Elegía por el Plan Centro
julio 29, 2011
Juan Ignacio Zoido, alcalde de Sevilla, ha cumplido de la peor manera posible una de sus promesas electorales estrellas. Ha derogado el plan de restricción de tráfico al casco antiguo de la capital andaluza desde la soberbia de un decretazo, con el autoritarismo de quien esta habituado a ejercer desde el ordeno y mando, con la insolvencia de un gobernante que no es capaz de articular un cambio de normativa desde el diálogo y poniendo una alternativa sobre la mesa. El centro de Sevilla se rige desde ya por la ley de la selva. No ha tenido Zoido la grandeza ni la paciencia de articular una opción que proteja el patrimonio y que diera respuesta al interés de la inmensa mayoría de los vecinos del distrito. El alcalde ha actuado como ni no estuviera en el gobierno, como en su época de oposición, planteando críticas o denuncias, pero sin ofrecer sus propuestas. El centro de Sevilla será una jungla de vehículos privados, cualquiera podrá estacionar junto a la Giralda o llegar a las puertas del El Corte Inglés. Durante unos meses hemos disfrutado de las ventajas y de los avances de otras ciudades que protegen su casco histórico y su patrimonio. Ahora desde la alcaldía se impone con aire marcial la involución, el retroceso, un centro menos habitable, menos sostenible, más contaminado y más caótico. En apenas un mes de mandato, Zoido ya ha tenido su primera manifestación en las puertas del Ayuntamiento. Su gran mayoría obtenida en las urnas no lo exonera de pisotear el sentido común.

----------

▶ [TAREA]: Explica en una a tres oraciones por qué, según el texto sobre el Plan Centro, Zoido cumplió su promesa "de la peor manera posible". El material procede de una fuente distinta a la de este texto.

▶ [MATERIAL PROPORCIONADO]:

----------

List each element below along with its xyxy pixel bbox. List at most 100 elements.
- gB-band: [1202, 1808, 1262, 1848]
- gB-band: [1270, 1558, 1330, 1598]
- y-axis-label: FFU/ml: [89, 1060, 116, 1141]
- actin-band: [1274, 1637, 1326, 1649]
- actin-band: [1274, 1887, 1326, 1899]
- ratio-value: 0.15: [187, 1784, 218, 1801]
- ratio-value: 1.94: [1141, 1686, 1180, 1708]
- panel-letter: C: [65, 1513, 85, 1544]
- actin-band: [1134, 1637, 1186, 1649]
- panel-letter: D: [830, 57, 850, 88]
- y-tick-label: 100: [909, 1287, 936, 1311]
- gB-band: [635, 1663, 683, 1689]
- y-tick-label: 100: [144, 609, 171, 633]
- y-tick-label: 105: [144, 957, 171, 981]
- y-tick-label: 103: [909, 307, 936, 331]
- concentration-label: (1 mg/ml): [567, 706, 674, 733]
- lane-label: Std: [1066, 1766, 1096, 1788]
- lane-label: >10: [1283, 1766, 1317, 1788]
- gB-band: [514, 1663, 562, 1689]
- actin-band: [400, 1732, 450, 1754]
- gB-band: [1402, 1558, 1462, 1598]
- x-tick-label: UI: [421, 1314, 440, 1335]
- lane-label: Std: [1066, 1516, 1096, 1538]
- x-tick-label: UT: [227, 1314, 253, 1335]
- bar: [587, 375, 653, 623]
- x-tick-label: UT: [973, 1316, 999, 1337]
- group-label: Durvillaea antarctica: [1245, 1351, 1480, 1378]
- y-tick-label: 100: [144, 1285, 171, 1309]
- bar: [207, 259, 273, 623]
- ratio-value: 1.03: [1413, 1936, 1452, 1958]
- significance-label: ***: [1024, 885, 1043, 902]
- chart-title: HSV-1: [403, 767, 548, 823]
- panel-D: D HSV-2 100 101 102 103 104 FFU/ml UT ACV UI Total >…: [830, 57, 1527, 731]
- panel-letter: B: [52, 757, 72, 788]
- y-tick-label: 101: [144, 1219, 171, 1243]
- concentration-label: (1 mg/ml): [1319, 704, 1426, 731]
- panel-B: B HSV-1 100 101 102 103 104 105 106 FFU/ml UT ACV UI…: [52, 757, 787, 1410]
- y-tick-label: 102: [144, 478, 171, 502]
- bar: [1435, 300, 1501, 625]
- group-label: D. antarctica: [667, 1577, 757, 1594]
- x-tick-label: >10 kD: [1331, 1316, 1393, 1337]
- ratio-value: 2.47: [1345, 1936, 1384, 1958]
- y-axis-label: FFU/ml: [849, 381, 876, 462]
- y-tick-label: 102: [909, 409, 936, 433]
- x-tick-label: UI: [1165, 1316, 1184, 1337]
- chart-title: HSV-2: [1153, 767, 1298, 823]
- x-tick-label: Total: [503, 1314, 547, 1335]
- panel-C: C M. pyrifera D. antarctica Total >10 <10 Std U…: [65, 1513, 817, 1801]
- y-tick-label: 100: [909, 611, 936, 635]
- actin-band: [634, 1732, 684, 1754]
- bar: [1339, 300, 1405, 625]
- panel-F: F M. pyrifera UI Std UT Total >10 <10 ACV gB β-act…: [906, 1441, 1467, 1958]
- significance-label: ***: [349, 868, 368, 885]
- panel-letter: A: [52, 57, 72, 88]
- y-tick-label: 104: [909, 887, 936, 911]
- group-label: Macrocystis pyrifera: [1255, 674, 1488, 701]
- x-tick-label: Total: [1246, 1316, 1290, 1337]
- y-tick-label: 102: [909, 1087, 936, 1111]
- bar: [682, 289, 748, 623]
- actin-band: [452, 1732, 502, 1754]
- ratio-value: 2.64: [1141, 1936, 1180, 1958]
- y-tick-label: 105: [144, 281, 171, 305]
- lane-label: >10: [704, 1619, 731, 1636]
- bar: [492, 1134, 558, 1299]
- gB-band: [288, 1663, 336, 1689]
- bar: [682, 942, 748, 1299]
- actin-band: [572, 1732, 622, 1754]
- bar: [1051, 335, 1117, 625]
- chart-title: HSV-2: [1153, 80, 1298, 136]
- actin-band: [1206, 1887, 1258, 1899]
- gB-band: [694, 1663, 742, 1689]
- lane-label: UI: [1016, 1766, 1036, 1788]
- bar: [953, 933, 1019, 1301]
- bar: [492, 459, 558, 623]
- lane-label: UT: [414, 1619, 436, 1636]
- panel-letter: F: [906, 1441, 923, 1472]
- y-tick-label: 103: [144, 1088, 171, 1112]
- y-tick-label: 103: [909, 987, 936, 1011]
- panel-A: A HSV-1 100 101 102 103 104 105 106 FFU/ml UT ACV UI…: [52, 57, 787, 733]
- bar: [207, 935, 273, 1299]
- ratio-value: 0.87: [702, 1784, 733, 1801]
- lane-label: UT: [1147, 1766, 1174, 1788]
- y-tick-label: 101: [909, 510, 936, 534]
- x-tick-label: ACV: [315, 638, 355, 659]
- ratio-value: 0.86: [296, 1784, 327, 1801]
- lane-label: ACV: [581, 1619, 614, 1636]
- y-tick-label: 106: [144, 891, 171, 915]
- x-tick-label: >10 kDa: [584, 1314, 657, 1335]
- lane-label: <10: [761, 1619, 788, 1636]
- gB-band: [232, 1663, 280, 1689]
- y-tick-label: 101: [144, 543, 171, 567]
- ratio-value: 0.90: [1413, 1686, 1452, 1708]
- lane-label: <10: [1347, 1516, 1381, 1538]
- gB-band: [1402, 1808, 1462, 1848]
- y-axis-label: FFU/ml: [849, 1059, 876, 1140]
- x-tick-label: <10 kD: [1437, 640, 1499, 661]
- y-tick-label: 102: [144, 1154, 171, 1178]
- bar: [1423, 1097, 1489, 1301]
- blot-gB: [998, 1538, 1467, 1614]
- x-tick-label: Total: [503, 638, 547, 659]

----------

▶ [RESPUESTA]: Porque derogó el plan de restricción de tráfico al casco antiguo mediante un decretazo, con soberbia y autoritarismo. Además, no fue capaz de articular el cambio de normativa desde el diálogo ni puso una alternativa sobre la mesa.